Records from a dataset
((
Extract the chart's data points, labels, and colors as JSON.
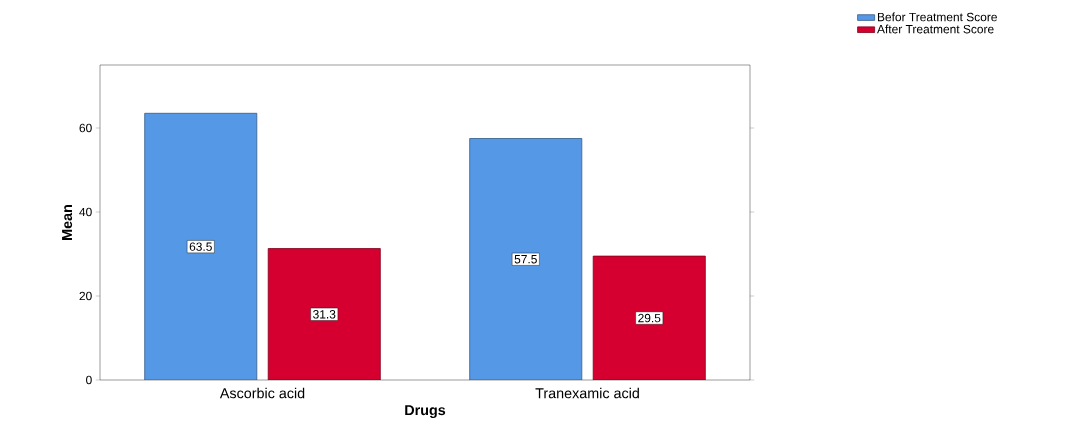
{
  "chart_data": {
    "type": "bar",
    "xlabel": "Drugs",
    "ylabel": "Mean",
    "categories": [
      "Ascorbic acid",
      "Tranexamic acid"
    ],
    "series": [
      {
        "name": "Befor Treatment Score",
        "color": "#5599e6",
        "values": [
          63.5,
          57.5
        ]
      },
      {
        "name": "After Treatment Score",
        "color": "#d5002f",
        "values": [
          31.3,
          29.5
        ]
      }
    ],
    "ylim": [
      0,
      75
    ],
    "yticks": [
      0,
      20,
      40,
      60
    ],
    "data_labels": true,
    "legend": "top right",
    "grid": false
  }
}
))
== TASK OBJECTIVE ==
Copy each line of the records above that carries the word "Treatment".

== FINAL RESULT ==
        "name": "Befor Treatment Score",
        "name": "After Treatment Score",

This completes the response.